• [WHAT THE EXERCISE ASKS]
Find how many lines in the data below include the word "Serviços", then write only that number.

....

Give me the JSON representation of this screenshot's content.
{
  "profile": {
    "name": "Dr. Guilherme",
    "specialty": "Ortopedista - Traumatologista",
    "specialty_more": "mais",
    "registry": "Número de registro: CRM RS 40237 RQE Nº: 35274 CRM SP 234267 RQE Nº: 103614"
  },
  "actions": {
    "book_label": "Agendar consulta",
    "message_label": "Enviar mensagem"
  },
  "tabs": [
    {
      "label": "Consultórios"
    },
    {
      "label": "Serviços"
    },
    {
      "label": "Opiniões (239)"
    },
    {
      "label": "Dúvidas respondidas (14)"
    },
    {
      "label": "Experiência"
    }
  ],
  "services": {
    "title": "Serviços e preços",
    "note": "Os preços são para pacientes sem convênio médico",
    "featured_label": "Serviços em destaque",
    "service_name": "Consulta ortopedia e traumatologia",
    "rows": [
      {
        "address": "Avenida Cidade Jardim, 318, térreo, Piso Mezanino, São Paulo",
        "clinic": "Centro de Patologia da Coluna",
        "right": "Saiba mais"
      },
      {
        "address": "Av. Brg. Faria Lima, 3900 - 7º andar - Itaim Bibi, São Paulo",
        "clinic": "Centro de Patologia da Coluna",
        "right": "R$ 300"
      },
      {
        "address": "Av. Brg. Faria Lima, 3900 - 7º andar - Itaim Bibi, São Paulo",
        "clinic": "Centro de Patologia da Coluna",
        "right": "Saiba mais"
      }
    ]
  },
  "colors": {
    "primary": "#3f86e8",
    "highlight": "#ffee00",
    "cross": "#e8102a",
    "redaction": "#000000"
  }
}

....

• [SOLUTION TO THIS EXERCISE]
3